Written instruction: Will you copy out every one of the rows below, character for character, with nothing changed?

▶

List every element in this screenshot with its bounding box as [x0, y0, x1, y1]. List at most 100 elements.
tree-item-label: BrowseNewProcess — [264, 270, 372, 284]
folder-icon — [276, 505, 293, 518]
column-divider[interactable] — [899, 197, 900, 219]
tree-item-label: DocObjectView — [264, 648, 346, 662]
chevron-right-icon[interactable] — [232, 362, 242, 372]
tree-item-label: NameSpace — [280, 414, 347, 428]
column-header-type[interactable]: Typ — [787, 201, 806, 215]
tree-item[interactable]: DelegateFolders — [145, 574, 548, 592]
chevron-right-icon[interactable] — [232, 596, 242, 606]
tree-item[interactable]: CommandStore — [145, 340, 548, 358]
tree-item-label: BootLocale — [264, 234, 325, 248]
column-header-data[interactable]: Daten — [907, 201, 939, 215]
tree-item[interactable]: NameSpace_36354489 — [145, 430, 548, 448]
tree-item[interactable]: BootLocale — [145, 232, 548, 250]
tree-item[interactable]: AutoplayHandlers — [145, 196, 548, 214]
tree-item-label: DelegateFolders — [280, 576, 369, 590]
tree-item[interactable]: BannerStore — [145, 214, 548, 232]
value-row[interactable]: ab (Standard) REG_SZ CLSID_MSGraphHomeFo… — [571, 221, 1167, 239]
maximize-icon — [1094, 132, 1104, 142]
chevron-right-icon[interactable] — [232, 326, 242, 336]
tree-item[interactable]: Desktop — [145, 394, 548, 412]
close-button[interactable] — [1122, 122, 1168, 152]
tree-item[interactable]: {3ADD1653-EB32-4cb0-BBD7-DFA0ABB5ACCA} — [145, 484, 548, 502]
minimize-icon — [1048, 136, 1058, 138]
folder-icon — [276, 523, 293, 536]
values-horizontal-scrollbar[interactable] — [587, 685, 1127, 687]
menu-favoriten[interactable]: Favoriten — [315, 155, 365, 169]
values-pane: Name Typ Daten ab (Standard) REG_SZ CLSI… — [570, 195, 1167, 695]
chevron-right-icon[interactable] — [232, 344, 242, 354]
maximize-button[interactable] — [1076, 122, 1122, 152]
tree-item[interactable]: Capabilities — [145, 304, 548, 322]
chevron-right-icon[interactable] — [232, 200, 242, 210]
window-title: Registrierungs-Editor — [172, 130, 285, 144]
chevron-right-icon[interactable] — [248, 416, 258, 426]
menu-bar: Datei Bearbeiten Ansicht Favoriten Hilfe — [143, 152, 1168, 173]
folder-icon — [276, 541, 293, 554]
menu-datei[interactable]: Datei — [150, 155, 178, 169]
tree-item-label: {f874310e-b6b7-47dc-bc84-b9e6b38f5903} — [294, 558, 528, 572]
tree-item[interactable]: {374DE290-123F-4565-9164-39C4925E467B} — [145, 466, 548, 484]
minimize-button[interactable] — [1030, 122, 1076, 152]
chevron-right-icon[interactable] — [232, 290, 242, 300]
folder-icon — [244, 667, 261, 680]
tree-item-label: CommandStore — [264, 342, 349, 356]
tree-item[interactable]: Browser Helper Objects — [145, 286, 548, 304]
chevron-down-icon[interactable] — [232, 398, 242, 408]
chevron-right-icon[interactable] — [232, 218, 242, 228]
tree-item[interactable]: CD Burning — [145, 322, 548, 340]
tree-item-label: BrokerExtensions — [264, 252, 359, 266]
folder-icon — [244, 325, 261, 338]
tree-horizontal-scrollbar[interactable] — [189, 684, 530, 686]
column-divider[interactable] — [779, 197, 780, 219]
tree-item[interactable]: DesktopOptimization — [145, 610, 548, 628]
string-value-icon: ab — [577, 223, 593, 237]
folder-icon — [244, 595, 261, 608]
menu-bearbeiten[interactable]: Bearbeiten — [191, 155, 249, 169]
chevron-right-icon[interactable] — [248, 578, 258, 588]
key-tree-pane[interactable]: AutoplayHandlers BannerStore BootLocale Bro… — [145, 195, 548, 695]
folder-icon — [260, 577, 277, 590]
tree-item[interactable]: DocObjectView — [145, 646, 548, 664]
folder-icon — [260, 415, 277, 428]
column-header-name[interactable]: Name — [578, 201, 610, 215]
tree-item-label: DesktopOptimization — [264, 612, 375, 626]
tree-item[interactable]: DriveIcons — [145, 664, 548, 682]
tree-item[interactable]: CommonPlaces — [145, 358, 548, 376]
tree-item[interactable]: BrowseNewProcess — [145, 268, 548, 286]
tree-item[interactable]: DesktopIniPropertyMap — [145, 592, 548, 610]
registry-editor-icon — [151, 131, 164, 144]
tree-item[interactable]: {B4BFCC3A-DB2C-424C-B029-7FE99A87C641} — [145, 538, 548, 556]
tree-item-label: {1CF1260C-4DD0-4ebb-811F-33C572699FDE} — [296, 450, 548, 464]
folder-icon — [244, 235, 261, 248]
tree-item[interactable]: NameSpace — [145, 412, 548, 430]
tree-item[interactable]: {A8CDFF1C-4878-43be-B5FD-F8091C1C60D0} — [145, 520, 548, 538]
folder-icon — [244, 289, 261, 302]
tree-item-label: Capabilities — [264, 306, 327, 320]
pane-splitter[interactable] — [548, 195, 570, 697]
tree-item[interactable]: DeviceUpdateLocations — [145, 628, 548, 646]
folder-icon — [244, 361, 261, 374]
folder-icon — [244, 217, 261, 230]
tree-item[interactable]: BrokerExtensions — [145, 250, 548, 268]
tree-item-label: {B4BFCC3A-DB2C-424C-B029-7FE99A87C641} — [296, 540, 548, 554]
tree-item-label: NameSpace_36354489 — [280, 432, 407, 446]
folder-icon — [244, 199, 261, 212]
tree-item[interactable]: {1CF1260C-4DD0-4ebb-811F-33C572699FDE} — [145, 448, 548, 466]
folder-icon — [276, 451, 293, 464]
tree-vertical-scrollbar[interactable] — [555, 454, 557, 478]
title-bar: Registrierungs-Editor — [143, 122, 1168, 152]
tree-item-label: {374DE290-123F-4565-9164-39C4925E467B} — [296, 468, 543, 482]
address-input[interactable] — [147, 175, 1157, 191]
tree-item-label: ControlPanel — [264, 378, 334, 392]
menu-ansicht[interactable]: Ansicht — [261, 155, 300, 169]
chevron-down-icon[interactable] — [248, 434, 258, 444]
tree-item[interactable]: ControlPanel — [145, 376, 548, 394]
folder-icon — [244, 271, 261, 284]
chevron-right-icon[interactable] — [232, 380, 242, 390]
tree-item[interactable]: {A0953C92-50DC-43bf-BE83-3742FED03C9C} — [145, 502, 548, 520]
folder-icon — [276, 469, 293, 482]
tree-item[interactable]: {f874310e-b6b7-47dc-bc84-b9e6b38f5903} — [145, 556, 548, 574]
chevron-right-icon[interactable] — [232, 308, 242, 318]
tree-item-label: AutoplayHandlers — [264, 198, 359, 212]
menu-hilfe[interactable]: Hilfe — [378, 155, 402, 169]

◀

Result for this task:
List every element in this screenshot with its bounding box as [x0, y0, x1, y1]. List at most 100 elements.
tree-item-label: BrowseNewProcess — [264, 270, 372, 284]
folder-icon — [276, 505, 293, 518]
column-divider[interactable] — [899, 197, 900, 219]
tree-item-label: DocObjectView — [264, 648, 346, 662]
chevron-right-icon[interactable] — [232, 362, 242, 372]
tree-item-label: NameSpace — [280, 414, 347, 428]
column-header-type[interactable]: Typ — [787, 201, 806, 215]
tree-item[interactable]: DelegateFolders — [145, 574, 548, 592]
chevron-right-icon[interactable] — [232, 596, 242, 606]
tree-item[interactable]: CommandStore — [145, 340, 548, 358]
tree-item-label: BootLocale — [264, 234, 325, 248]
column-header-data[interactable]: Daten — [907, 201, 939, 215]
tree-item[interactable]: NameSpace_36354489 — [145, 430, 548, 448]
tree-item[interactable]: BootLocale — [145, 232, 548, 250]
tree-item[interactable]: AutoplayHandlers — [145, 196, 548, 214]
tree-item-label: DelegateFolders — [280, 576, 369, 590]
tree-item[interactable]: BannerStore — [145, 214, 548, 232]
value-row[interactable]: ab (Standard) REG_SZ CLSID_MSGraphHomeFo… — [571, 221, 1167, 239]
maximize-icon — [1094, 132, 1104, 142]
chevron-right-icon[interactable] — [232, 326, 242, 336]
tree-item[interactable]: Desktop — [145, 394, 548, 412]
close-button[interactable] — [1122, 122, 1168, 152]
tree-item[interactable]: {3ADD1653-EB32-4cb0-BBD7-DFA0ABB5ACCA} — [145, 484, 548, 502]
minimize-icon — [1048, 136, 1058, 138]
folder-icon — [276, 523, 293, 536]
values-horizontal-scrollbar[interactable] — [587, 685, 1127, 687]
menu-favoriten[interactable]: Favoriten — [315, 155, 365, 169]
values-pane: Name Typ Daten ab (Standard) REG_SZ CLSI… — [570, 195, 1167, 695]
chevron-right-icon[interactable] — [232, 344, 242, 354]
maximize-button[interactable] — [1076, 122, 1122, 152]
tree-item[interactable]: Capabilities — [145, 304, 548, 322]
chevron-right-icon[interactable] — [232, 200, 242, 210]
window-title: Registrierungs-Editor — [172, 130, 285, 144]
chevron-right-icon[interactable] — [248, 416, 258, 426]
menu-bar: Datei Bearbeiten Ansicht Favoriten Hilfe — [143, 152, 1168, 173]
folder-icon — [276, 541, 293, 554]
menu-datei[interactable]: Datei — [150, 155, 178, 169]
tree-item-label: {f874310e-b6b7-47dc-bc84-b9e6b38f5903} — [294, 558, 528, 572]
tree-item[interactable]: {374DE290-123F-4565-9164-39C4925E467B} — [145, 466, 548, 484]
minimize-button[interactable] — [1030, 122, 1076, 152]
chevron-right-icon[interactable] — [232, 290, 242, 300]
folder-icon — [244, 667, 261, 680]
tree-item-label: CommandStore — [264, 342, 349, 356]
tree-item[interactable]: Browser Helper Objects — [145, 286, 548, 304]
chevron-down-icon[interactable] — [232, 398, 242, 408]
chevron-right-icon[interactable] — [232, 218, 242, 228]
tree-item[interactable]: CD Burning — [145, 322, 548, 340]
tree-item-label: BrokerExtensions — [264, 252, 359, 266]
folder-icon — [244, 325, 261, 338]
tree-horizontal-scrollbar[interactable] — [189, 684, 530, 686]
column-divider[interactable] — [779, 197, 780, 219]
tree-item[interactable]: DesktopOptimization — [145, 610, 548, 628]
string-value-icon: ab — [577, 223, 593, 237]
folder-icon — [244, 595, 261, 608]
menu-bearbeiten[interactable]: Bearbeiten — [191, 155, 249, 169]
chevron-right-icon[interactable] — [248, 578, 258, 588]
key-tree-pane[interactable]: AutoplayHandlers BannerStore BootLocale Bro… — [145, 195, 548, 695]
folder-icon — [260, 577, 277, 590]
tree-item[interactable]: DocObjectView — [145, 646, 548, 664]
folder-icon — [260, 415, 277, 428]
column-header-name[interactable]: Name — [578, 201, 610, 215]
tree-item-label: DesktopOptimization — [264, 612, 375, 626]
tree-item[interactable]: DriveIcons — [145, 664, 548, 682]
tree-item[interactable]: CommonPlaces — [145, 358, 548, 376]
tree-item[interactable]: BrowseNewProcess — [145, 268, 548, 286]
tree-item[interactable]: DesktopIniPropertyMap — [145, 592, 548, 610]
registry-editor-icon — [151, 131, 164, 144]
tree-item[interactable]: {B4BFCC3A-DB2C-424C-B029-7FE99A87C641} — [145, 538, 548, 556]
tree-item-label: {1CF1260C-4DD0-4ebb-811F-33C572699FDE} — [296, 450, 548, 464]
folder-icon — [244, 235, 261, 248]
tree-item[interactable]: NameSpace — [145, 412, 548, 430]
tree-item[interactable]: {A8CDFF1C-4878-43be-B5FD-F8091C1C60D0} — [145, 520, 548, 538]
folder-icon — [244, 289, 261, 302]
tree-item-label: Capabilities — [264, 306, 327, 320]
pane-splitter[interactable] — [548, 195, 570, 697]
tree-item[interactable]: DeviceUpdateLocations — [145, 628, 548, 646]
folder-icon — [244, 361, 261, 374]
folder-icon — [244, 217, 261, 230]
tree-item[interactable]: BrokerExtensions — [145, 250, 548, 268]
tree-item-label: {B4BFCC3A-DB2C-424C-B029-7FE99A87C641} — [296, 540, 548, 554]
tree-item-label: NameSpace_36354489 — [280, 432, 407, 446]
folder-icon — [244, 199, 261, 212]
tree-item[interactable]: {1CF1260C-4DD0-4ebb-811F-33C572699FDE} — [145, 448, 548, 466]
folder-icon — [276, 451, 293, 464]
tree-vertical-scrollbar[interactable] — [555, 454, 557, 478]
title-bar: Registrierungs-Editor — [143, 122, 1168, 152]
tree-item-label: {374DE290-123F-4565-9164-39C4925E467B} — [296, 468, 543, 482]
address-input[interactable] — [147, 175, 1157, 191]
tree-item-label: ControlPanel — [264, 378, 334, 392]
menu-ansicht[interactable]: Ansicht — [261, 155, 300, 169]
chevron-down-icon[interactable] — [248, 434, 258, 444]
tree-item[interactable]: ControlPanel — [145, 376, 548, 394]
folder-icon — [244, 271, 261, 284]
chevron-right-icon[interactable] — [232, 380, 242, 390]
tree-item[interactable]: {A0953C92-50DC-43bf-BE83-3742FED03C9C} — [145, 502, 548, 520]
folder-icon — [276, 469, 293, 482]
tree-item[interactable]: {f874310e-b6b7-47dc-bc84-b9e6b38f5903} — [145, 556, 548, 574]
chevron-right-icon[interactable] — [232, 308, 242, 318]
tree-item-label: AutoplayHandlers — [264, 198, 359, 212]
menu-hilfe[interactable]: Hilfe — [378, 155, 402, 169]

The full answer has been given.